=== Aim of the exercise ===
Extract all of the entries and give them again, word for word.

_ _ _

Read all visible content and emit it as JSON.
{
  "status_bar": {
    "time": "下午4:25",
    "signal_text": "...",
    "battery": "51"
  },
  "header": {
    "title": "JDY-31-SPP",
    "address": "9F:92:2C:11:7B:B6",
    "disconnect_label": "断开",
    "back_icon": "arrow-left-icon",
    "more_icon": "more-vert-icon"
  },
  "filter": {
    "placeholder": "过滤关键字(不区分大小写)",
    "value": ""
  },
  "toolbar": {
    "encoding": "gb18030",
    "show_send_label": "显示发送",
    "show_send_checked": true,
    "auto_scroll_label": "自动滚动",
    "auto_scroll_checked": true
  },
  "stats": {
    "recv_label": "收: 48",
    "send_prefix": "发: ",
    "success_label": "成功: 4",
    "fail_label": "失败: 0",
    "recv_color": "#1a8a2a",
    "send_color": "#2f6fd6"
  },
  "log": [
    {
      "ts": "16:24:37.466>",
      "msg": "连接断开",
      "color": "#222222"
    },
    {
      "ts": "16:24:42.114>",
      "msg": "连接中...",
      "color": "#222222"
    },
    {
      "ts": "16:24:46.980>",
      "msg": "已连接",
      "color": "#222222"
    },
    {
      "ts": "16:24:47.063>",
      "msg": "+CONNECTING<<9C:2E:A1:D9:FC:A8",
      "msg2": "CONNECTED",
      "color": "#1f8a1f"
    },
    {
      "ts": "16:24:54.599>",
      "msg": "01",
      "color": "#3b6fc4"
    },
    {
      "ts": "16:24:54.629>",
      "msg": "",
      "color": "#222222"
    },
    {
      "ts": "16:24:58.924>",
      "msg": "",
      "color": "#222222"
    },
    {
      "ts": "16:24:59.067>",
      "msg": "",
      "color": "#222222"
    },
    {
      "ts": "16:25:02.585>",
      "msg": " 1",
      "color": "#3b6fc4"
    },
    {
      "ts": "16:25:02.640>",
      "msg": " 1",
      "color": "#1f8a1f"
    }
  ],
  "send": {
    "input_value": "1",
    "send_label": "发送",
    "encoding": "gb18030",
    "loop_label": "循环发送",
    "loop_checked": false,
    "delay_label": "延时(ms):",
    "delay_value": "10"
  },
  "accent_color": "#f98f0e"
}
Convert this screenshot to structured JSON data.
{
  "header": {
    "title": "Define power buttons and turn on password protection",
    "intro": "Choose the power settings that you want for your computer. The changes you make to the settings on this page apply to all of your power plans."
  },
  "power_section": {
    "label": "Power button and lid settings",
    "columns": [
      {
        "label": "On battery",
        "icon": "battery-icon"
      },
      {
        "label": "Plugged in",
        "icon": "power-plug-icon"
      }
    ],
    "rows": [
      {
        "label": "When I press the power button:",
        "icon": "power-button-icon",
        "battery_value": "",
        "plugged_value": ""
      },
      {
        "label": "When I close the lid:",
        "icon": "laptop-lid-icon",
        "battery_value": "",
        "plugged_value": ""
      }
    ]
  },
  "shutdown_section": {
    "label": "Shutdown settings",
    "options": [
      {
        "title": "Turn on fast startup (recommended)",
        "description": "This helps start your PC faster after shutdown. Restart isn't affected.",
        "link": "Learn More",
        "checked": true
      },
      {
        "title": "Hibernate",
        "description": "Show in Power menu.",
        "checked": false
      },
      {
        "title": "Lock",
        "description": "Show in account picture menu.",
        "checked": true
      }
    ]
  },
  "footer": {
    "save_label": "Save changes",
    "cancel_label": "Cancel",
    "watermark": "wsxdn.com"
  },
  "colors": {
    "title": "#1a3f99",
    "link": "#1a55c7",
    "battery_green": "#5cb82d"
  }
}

_ _ _

=== Full answer ===
Read all visible content and emit it as JSON.
{
  "status_bar": {
    "time": "下午4:25",
    "signal_text": "...",
    "battery": "51"
  },
  "header": {
    "title": "JDY-31-SPP",
    "address": "9F:92:2C:11:7B:B6",
    "disconnect_label": "断开",
    "back_icon": "arrow-left-icon",
    "more_icon": "more-vert-icon"
  },
  "filter": {
    "placeholder": "过滤关键字(不区分大小写)",
    "value": ""
  },
  "toolbar": {
    "encoding": "gb18030",
    "show_send_label": "显示发送",
    "show_send_checked": true,
    "auto_scroll_label": "自动滚动",
    "auto_scroll_checked": true
  },
  "stats": {
    "recv_label": "收: 48",
    "send_prefix": "发: ",
    "success_label": "成功: 4",
    "fail_label": "失败: 0",
    "recv_color": "#1a8a2a",
    "send_color": "#2f6fd6"
  },
  "log": [
    {
      "ts": "16:24:37.466>",
      "msg": "连接断开",
      "color": "#222222"
    },
    {
      "ts": "16:24:42.114>",
      "msg": "连接中...",
      "color": "#222222"
    },
    {
      "ts": "16:24:46.980>",
      "msg": "已连接",
      "color": "#222222"
    },
    {
      "ts": "16:24:47.063>",
      "msg": "+CONNECTING<<9C:2E:A1:D9:FC:A8",
      "msg2": "CONNECTED",
      "color": "#1f8a1f"
    },
    {
      "ts": "16:24:54.599>",
      "msg": "01",
      "color": "#3b6fc4"
    },
    {
      "ts": "16:24:54.629>",
      "msg": "",
      "color": "#222222"
    },
    {
      "ts": "16:24:58.924>",
      "msg": "",
      "color": "#222222"
    },
    {
      "ts": "16:24:59.067>",
      "msg": "",
      "color": "#222222"
    },
    {
      "ts": "16:25:02.585>",
      "msg": " 1",
      "color": "#3b6fc4"
    },
    {
      "ts": "16:25:02.640>",
      "msg": " 1",
      "color": "#1f8a1f"
    }
  ],
  "send": {
    "input_value": "1",
    "send_label": "发送",
    "encoding": "gb18030",
    "loop_label": "循环发送",
    "loop_checked": false,
    "delay_label": "延时(ms):",
    "delay_value": "10"
  },
  "accent_color": "#f98f0e"
}
Convert this screenshot to structured JSON data.
{
  "header": {
    "title": "Define power buttons and turn on password protection",
    "intro": "Choose the power settings that you want for your computer. The changes you make to the settings on this page apply to all of your power plans."
  },
  "power_section": {
    "label": "Power button and lid settings",
    "columns": [
      {
        "label": "On battery",
        "icon": "battery-icon"
      },
      {
        "label": "Plugged in",
        "icon": "power-plug-icon"
      }
    ],
    "rows": [
      {
        "label": "When I press the power button:",
        "icon": "power-button-icon",
        "battery_value": "",
        "plugged_value": ""
      },
      {
        "label": "When I close the lid:",
        "icon": "laptop-lid-icon",
        "battery_value": "",
        "plugged_value": ""
      }
    ]
  },
  "shutdown_section": {
    "label": "Shutdown settings",
    "options": [
      {
        "title": "Turn on fast startup (recommended)",
        "description": "This helps start your PC faster after shutdown. Restart isn't affected.",
        "link": "Learn More",
        "checked": true
      },
      {
        "title": "Hibernate",
        "description": "Show in Power menu.",
        "checked": false
      },
      {
        "title": "Lock",
        "description": "Show in account picture menu.",
        "checked": true
      }
    ]
  },
  "footer": {
    "save_label": "Save changes",
    "cancel_label": "Cancel",
    "watermark": "wsxdn.com"
  },
  "colors": {
    "title": "#1a3f99",
    "link": "#1a55c7",
    "battery_green": "#5cb82d"
  }
}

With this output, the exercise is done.